• [GIVEN PASSAGE]:

The empirical analysis of the role of privatization in determining FDI, and the role of FDI in affecting privatization is important for several reasons. First, FDI flows are an engine for future economic growth and institutional development. Examining the role of specific economic reforms as a determinant of FDI is thus important for policy purposes. Second, assessing the link between a redistributive (often opposed) policy such as privatization, and an equally controversial phenomenon, such as FDI, is important on theoretical grounds. Several governments faced riots and social opposition as they were engaging in privatization reforms, further fuelled by the announcement that the potential buyers were foreign. Previous studies have examined the link between foreign participation and postprivatization firm performance (Boubakri, Cosset, Guedhami, 2005). However, at the macro-economic level, whether FDI and privatization are mutual determinants remains an issue to explore.

• [PROVIDED DATA]:
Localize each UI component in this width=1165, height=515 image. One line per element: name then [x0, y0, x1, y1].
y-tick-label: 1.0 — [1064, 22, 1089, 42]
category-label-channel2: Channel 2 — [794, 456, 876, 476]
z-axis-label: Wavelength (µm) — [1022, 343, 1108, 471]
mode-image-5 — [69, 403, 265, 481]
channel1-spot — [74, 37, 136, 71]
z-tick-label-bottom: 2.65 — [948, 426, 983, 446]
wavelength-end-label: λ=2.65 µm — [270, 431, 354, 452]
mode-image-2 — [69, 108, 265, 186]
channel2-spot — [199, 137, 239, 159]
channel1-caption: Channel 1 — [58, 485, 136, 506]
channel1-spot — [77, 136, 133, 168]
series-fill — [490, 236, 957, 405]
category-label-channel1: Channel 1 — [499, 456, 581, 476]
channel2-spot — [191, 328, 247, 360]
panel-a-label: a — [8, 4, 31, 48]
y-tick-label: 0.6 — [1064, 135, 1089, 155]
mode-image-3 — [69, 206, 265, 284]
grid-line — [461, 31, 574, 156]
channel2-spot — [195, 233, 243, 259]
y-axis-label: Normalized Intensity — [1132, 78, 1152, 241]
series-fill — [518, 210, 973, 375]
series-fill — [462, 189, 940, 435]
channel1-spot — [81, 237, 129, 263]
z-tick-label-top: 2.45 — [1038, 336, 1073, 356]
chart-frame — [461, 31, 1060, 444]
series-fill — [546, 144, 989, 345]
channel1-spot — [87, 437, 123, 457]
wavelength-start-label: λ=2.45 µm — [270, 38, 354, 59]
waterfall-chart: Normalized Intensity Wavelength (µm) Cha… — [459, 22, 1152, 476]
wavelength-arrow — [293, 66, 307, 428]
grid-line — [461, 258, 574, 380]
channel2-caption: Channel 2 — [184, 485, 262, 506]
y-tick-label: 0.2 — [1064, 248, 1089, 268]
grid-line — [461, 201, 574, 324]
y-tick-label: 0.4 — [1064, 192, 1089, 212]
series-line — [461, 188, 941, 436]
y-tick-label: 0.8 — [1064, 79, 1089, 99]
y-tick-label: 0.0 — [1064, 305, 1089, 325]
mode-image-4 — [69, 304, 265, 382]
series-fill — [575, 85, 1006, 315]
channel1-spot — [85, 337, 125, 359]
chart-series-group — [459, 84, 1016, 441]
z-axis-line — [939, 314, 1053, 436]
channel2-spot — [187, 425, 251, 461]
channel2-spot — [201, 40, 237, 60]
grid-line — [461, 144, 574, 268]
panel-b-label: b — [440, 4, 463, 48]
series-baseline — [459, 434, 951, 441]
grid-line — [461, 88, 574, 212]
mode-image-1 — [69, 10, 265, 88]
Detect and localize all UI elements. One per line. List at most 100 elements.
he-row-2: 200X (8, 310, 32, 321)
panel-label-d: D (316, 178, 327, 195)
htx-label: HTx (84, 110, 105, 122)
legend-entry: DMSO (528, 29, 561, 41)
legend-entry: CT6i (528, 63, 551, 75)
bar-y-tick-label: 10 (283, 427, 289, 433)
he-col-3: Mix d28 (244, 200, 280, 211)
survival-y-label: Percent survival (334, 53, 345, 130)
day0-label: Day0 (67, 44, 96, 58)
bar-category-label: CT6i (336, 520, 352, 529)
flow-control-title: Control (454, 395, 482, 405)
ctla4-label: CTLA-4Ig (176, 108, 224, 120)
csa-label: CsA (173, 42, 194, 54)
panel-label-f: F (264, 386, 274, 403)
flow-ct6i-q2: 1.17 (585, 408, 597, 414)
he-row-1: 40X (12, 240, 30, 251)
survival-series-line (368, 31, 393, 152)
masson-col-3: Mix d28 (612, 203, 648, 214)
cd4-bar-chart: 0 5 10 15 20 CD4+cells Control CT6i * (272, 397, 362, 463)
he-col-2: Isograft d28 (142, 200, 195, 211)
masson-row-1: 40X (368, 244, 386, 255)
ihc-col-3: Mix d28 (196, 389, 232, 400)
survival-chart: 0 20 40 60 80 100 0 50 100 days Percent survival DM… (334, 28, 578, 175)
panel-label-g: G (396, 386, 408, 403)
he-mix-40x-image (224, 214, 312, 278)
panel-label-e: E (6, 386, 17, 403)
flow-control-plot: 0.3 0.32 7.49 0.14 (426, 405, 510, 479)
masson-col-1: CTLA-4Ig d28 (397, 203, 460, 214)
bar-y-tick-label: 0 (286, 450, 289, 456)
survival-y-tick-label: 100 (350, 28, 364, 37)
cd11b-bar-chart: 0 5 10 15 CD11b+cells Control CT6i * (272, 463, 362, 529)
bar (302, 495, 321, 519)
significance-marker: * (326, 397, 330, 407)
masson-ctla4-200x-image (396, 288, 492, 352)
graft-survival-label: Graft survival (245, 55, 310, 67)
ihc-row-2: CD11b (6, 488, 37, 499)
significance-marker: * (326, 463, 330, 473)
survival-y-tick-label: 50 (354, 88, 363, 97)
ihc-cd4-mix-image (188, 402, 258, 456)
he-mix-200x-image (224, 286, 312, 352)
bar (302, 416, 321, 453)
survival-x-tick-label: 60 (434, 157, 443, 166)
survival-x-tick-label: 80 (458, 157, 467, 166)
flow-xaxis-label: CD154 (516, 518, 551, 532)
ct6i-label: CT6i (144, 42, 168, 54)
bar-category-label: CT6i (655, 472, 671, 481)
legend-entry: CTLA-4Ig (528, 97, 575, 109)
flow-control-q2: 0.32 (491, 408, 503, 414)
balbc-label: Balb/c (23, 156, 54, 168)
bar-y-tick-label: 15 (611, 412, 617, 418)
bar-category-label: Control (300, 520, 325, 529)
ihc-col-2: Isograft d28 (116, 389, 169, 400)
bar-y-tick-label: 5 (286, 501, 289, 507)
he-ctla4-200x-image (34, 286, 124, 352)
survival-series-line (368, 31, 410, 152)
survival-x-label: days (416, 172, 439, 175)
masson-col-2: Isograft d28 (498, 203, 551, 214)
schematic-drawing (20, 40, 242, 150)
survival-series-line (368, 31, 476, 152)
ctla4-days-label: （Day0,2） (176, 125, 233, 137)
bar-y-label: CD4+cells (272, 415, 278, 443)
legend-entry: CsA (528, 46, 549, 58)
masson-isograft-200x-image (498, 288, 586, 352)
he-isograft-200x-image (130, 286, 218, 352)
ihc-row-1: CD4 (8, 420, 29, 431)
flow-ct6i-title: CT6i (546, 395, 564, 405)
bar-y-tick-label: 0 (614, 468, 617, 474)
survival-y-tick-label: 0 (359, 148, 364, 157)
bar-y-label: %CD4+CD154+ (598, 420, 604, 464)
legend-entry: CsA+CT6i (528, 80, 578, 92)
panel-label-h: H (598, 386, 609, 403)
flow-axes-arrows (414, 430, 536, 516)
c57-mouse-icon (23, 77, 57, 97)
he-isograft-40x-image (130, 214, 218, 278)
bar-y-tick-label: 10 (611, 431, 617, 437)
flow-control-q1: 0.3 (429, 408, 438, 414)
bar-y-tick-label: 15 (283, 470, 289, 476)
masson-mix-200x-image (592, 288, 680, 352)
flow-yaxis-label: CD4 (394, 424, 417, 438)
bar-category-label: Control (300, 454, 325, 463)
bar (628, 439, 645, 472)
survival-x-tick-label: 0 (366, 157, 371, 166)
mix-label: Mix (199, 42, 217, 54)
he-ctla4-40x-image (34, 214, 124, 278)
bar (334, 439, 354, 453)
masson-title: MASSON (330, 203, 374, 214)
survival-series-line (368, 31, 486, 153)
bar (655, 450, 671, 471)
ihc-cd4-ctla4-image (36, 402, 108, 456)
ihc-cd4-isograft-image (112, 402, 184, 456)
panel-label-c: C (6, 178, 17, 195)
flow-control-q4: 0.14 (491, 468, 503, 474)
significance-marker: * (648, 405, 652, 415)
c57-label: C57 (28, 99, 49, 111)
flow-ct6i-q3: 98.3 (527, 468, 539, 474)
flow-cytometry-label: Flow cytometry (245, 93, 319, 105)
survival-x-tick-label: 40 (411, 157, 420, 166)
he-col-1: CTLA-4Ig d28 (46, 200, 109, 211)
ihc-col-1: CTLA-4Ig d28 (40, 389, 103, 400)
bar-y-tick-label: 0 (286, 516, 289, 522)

• [REQUEST 1]:
In the passage on privatization and FDI, what are FDI flows described as?
• [REQUEST 2]:
Extract everything from the start of the rows down to the line containing "channel2-spot — [195, 233, 243, 259]", including both ends, and reproduce those lines without any change.

• [EXERCISE OUTPUT 1]:
An engine for future economic growth and institutional development.

• [EXERCISE OUTPUT 2]:
Localize each UI component in this width=1165, height=515 image. One line per element: name then [x0, y0, x1, y1].
y-tick-label: 1.0 — [1064, 22, 1089, 42]
category-label-channel2: Channel 2 — [794, 456, 876, 476]
z-axis-label: Wavelength (µm) — [1022, 343, 1108, 471]
mode-image-5 — [69, 403, 265, 481]
channel1-spot — [74, 37, 136, 71]
z-tick-label-bottom: 2.65 — [948, 426, 983, 446]
wavelength-end-label: λ=2.65 µm — [270, 431, 354, 452]
mode-image-2 — [69, 108, 265, 186]
channel2-spot — [199, 137, 239, 159]
channel1-caption: Channel 1 — [58, 485, 136, 506]
channel1-spot — [77, 136, 133, 168]
series-fill — [490, 236, 957, 405]
category-label-channel1: Channel 1 — [499, 456, 581, 476]
channel2-spot — [191, 328, 247, 360]
panel-a-label: a — [8, 4, 31, 48]
y-tick-label: 0.6 — [1064, 135, 1089, 155]
mode-image-3 — [69, 206, 265, 284]
grid-line — [461, 31, 574, 156]
channel2-spot — [195, 233, 243, 259]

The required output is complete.